◆ **Task to carry out**: Write out the complete material exactly as it stands.

◆ **Excerpted data**:
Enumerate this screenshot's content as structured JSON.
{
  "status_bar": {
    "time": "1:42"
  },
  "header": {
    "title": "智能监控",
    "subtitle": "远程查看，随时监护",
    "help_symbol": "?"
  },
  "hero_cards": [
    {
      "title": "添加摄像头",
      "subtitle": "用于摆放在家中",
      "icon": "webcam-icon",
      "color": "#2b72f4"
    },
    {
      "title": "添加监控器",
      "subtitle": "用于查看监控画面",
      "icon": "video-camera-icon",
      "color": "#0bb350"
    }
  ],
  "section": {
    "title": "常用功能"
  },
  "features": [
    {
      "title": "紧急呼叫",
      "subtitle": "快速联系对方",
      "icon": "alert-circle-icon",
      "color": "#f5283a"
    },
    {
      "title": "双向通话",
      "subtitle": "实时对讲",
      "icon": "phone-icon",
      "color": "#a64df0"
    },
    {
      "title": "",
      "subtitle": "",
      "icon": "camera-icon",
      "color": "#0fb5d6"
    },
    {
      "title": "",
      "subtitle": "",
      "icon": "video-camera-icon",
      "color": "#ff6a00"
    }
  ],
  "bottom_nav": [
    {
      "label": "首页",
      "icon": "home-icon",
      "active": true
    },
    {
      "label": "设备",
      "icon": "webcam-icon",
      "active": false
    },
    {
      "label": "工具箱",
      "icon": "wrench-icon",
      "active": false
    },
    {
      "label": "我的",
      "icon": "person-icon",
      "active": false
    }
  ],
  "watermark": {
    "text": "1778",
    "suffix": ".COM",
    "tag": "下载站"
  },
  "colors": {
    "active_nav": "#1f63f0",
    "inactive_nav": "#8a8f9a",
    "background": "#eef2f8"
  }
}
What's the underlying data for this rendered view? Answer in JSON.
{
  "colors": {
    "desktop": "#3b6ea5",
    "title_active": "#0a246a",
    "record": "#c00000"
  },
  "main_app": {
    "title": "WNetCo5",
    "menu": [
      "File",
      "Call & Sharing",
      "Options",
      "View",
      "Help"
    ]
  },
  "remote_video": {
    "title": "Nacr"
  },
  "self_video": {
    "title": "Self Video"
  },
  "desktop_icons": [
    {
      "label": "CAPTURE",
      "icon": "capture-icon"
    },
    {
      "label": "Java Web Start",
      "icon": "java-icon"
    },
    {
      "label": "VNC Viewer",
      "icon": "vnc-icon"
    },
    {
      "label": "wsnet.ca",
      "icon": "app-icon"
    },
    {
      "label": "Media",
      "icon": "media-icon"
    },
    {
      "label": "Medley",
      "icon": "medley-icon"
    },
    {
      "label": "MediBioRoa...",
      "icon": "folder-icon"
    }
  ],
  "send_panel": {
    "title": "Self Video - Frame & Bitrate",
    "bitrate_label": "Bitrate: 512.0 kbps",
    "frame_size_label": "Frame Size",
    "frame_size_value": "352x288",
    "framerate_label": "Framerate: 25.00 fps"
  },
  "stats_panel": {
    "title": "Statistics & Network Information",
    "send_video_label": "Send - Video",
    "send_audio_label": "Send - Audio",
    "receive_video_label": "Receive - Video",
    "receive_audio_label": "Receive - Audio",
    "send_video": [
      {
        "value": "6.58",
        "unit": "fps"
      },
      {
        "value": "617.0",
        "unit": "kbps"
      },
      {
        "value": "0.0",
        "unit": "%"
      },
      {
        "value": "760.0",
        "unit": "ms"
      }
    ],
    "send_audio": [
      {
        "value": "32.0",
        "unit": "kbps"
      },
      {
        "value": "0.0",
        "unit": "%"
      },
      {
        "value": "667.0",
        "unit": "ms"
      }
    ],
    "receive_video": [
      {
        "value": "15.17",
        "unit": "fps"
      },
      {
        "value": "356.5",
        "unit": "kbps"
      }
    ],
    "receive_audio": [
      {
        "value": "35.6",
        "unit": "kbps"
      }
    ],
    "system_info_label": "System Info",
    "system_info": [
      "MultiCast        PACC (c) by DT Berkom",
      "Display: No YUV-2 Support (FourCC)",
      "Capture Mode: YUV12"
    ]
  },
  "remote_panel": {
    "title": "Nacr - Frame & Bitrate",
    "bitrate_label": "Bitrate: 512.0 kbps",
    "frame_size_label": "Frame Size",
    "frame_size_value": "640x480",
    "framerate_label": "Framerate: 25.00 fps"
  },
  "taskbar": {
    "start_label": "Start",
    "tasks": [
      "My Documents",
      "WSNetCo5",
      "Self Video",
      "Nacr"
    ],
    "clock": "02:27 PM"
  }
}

◆ **Exercise output**:
Enumerate this screenshot's content as structured JSON.
{
  "status_bar": {
    "time": "1:42"
  },
  "header": {
    "title": "智能监控",
    "subtitle": "远程查看，随时监护",
    "help_symbol": "?"
  },
  "hero_cards": [
    {
      "title": "添加摄像头",
      "subtitle": "用于摆放在家中",
      "icon": "webcam-icon",
      "color": "#2b72f4"
    },
    {
      "title": "添加监控器",
      "subtitle": "用于查看监控画面",
      "icon": "video-camera-icon",
      "color": "#0bb350"
    }
  ],
  "section": {
    "title": "常用功能"
  },
  "features": [
    {
      "title": "紧急呼叫",
      "subtitle": "快速联系对方",
      "icon": "alert-circle-icon",
      "color": "#f5283a"
    },
    {
      "title": "双向通话",
      "subtitle": "实时对讲",
      "icon": "phone-icon",
      "color": "#a64df0"
    },
    {
      "title": "",
      "subtitle": "",
      "icon": "camera-icon",
      "color": "#0fb5d6"
    },
    {
      "title": "",
      "subtitle": "",
      "icon": "video-camera-icon",
      "color": "#ff6a00"
    }
  ],
  "bottom_nav": [
    {
      "label": "首页",
      "icon": "home-icon",
      "active": true
    },
    {
      "label": "设备",
      "icon": "webcam-icon",
      "active": false
    },
    {
      "label": "工具箱",
      "icon": "wrench-icon",
      "active": false
    },
    {
      "label": "我的",
      "icon": "person-icon",
      "active": false
    }
  ],
  "watermark": {
    "text": "1778",
    "suffix": ".COM",
    "tag": "下载站"
  },
  "colors": {
    "active_nav": "#1f63f0",
    "inactive_nav": "#8a8f9a",
    "background": "#eef2f8"
  }
}
What's the underlying data for this rendered view? Answer in JSON.
{
  "colors": {
    "desktop": "#3b6ea5",
    "title_active": "#0a246a",
    "record": "#c00000"
  },
  "main_app": {
    "title": "WNetCo5",
    "menu": [
      "File",
      "Call & Sharing",
      "Options",
      "View",
      "Help"
    ]
  },
  "remote_video": {
    "title": "Nacr"
  },
  "self_video": {
    "title": "Self Video"
  },
  "desktop_icons": [
    {
      "label": "CAPTURE",
      "icon": "capture-icon"
    },
    {
      "label": "Java Web Start",
      "icon": "java-icon"
    },
    {
      "label": "VNC Viewer",
      "icon": "vnc-icon"
    },
    {
      "label": "wsnet.ca",
      "icon": "app-icon"
    },
    {
      "label": "Media",
      "icon": "media-icon"
    },
    {
      "label": "Medley",
      "icon": "medley-icon"
    },
    {
      "label": "MediBioRoa...",
      "icon": "folder-icon"
    }
  ],
  "send_panel": {
    "title": "Self Video - Frame & Bitrate",
    "bitrate_label": "Bitrate: 512.0 kbps",
    "frame_size_label": "Frame Size",
    "frame_size_value": "352x288",
    "framerate_label": "Framerate: 25.00 fps"
  },
  "stats_panel": {
    "title": "Statistics & Network Information",
    "send_video_label": "Send - Video",
    "send_audio_label": "Send - Audio",
    "receive_video_label": "Receive - Video",
    "receive_audio_label": "Receive - Audio",
    "send_video": [
      {
        "value": "6.58",
        "unit": "fps"
      },
      {
        "value": "617.0",
        "unit": "kbps"
      },
      {
        "value": "0.0",
        "unit": "%"
      },
      {
        "value": "760.0",
        "unit": "ms"
      }
    ],
    "send_audio": [
      {
        "value": "32.0",
        "unit": "kbps"
      },
      {
        "value": "0.0",
        "unit": "%"
      },
      {
        "value": "667.0",
        "unit": "ms"
      }
    ],
    "receive_video": [
      {
        "value": "15.17",
        "unit": "fps"
      },
      {
        "value": "356.5",
        "unit": "kbps"
      }
    ],
    "receive_audio": [
      {
        "value": "35.6",
        "unit": "kbps"
      }
    ],
    "system_info_label": "System Info",
    "system_info": [
      "MultiCast        PACC (c) by DT Berkom",
      "Display: No YUV-2 Support (FourCC)",
      "Capture Mode: YUV12"
    ]
  },
  "remote_panel": {
    "title": "Nacr - Frame & Bitrate",
    "bitrate_label": "Bitrate: 512.0 kbps",
    "frame_size_label": "Frame Size",
    "frame_size_value": "640x480",
    "framerate_label": "Framerate: 25.00 fps"
  },
  "taskbar": {
    "start_label": "Start",
    "tasks": [
      "My Documents",
      "WSNetCo5",
      "Self Video",
      "Nacr"
    ],
    "clock": "02:27 PM"
  }
}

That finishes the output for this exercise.